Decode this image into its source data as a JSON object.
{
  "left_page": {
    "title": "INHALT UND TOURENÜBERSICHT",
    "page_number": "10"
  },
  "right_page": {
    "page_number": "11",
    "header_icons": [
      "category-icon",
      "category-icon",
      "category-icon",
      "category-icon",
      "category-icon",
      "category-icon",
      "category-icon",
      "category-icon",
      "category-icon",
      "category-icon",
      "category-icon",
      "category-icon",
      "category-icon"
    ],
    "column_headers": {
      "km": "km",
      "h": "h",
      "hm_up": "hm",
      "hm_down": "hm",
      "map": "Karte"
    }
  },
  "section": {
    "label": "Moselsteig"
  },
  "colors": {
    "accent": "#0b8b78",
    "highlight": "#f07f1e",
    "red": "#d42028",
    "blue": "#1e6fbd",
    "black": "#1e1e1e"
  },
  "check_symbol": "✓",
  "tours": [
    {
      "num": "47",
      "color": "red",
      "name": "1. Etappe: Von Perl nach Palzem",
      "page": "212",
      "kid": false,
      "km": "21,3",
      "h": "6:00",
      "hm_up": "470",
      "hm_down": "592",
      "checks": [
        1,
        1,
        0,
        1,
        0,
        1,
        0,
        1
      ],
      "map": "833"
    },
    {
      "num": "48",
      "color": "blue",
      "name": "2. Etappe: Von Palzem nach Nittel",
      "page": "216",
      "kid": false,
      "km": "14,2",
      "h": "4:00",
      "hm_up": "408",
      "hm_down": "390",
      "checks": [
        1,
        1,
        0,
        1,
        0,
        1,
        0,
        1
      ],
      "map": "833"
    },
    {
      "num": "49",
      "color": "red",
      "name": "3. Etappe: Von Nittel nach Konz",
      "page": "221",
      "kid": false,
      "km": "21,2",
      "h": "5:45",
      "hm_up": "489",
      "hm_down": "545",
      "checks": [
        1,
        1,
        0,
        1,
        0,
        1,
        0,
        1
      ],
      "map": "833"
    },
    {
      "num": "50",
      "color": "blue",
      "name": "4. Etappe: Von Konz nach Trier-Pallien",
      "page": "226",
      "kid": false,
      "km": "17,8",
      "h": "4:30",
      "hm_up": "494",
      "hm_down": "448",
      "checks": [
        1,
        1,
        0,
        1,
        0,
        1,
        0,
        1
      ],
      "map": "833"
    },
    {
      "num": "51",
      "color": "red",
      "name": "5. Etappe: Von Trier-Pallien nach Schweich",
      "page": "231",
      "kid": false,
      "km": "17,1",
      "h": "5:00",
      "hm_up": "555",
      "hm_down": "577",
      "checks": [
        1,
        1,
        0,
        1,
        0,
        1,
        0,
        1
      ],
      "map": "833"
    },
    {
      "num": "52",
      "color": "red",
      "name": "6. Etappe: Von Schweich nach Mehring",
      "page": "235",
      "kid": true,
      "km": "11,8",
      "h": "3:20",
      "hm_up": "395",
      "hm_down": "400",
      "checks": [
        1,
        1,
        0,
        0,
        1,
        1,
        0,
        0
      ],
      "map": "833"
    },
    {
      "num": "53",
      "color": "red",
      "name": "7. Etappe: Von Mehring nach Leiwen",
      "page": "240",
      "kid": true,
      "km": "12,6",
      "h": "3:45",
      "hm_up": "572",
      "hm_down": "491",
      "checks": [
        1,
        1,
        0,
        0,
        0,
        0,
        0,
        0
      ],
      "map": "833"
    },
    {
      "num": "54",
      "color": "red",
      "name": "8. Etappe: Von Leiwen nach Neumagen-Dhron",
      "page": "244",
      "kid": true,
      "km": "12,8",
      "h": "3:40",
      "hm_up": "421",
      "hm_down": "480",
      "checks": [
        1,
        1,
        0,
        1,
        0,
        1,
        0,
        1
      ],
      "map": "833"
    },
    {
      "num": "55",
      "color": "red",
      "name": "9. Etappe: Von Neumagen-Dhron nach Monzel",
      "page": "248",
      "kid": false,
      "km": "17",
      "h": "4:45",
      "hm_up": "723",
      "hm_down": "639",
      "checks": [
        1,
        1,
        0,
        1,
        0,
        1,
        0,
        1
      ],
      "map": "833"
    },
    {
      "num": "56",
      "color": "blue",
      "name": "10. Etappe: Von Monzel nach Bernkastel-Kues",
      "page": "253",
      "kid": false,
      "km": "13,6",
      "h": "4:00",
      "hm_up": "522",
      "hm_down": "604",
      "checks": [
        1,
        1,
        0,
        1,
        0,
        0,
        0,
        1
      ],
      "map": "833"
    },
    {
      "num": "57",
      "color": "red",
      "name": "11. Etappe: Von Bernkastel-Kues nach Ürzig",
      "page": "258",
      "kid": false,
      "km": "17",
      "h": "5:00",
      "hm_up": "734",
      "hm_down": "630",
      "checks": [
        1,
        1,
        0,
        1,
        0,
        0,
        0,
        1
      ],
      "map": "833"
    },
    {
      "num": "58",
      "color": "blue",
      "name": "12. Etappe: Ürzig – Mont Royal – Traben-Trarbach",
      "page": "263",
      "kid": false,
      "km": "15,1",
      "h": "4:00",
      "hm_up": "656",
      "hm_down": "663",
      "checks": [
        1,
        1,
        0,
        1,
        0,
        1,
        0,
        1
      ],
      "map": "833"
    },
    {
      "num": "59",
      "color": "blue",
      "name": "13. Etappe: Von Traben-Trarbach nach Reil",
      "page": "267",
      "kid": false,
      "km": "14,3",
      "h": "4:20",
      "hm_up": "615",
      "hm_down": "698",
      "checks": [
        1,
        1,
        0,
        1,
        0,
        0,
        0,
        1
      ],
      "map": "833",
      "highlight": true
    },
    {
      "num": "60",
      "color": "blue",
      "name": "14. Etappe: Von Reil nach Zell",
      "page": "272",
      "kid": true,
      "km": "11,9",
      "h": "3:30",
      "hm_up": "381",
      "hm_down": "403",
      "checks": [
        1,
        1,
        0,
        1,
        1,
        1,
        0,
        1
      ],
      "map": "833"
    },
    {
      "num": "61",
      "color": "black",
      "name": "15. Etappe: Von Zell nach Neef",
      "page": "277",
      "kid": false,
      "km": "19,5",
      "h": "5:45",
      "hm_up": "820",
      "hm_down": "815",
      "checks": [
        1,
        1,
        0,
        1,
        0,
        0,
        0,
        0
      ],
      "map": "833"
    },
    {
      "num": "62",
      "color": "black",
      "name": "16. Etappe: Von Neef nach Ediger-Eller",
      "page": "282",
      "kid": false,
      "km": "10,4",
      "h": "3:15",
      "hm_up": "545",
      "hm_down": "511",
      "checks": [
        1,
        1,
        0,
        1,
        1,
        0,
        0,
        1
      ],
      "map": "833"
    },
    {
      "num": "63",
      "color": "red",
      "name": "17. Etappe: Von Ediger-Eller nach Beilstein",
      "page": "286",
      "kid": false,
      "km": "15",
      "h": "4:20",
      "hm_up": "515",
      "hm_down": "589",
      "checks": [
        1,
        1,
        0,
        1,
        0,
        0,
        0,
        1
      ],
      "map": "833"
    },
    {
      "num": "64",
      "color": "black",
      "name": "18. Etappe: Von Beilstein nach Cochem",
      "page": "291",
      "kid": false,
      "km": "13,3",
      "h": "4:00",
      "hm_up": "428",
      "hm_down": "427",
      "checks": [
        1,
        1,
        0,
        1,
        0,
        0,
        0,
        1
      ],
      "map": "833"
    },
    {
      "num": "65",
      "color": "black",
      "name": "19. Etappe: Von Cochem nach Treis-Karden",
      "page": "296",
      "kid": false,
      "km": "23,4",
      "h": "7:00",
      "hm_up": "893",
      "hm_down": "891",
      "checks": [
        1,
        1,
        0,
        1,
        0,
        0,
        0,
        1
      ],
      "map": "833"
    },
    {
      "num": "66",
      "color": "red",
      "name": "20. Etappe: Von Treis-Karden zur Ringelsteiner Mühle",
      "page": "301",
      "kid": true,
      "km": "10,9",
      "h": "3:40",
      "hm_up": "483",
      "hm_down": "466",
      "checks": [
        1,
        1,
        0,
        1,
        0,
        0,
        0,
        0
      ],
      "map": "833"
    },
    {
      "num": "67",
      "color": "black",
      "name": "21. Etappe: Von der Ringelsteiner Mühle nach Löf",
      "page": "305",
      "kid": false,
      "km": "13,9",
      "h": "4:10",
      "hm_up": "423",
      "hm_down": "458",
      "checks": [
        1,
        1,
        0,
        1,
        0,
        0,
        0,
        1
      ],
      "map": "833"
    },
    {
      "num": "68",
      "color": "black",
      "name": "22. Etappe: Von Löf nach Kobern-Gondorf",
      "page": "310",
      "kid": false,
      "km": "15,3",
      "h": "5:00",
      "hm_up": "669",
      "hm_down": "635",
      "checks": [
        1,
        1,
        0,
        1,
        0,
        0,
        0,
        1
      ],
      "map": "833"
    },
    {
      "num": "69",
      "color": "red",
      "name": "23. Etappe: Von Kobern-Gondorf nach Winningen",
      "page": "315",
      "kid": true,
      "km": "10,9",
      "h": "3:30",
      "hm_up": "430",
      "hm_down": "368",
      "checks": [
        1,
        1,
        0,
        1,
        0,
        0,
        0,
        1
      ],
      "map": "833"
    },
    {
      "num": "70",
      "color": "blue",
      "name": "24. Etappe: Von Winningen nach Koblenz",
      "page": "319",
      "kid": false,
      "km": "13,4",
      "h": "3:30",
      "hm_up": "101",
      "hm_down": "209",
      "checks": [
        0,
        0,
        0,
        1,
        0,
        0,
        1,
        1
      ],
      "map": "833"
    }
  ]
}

========

=== Task details ===
Copy every line in the listing above where the string "Reil" turns up.

=== Task solution ===
      "name": "13. Etappe: Von Traben-Trarbach nach Reil",
      "name": "14. Etappe: Von Reil nach Zell",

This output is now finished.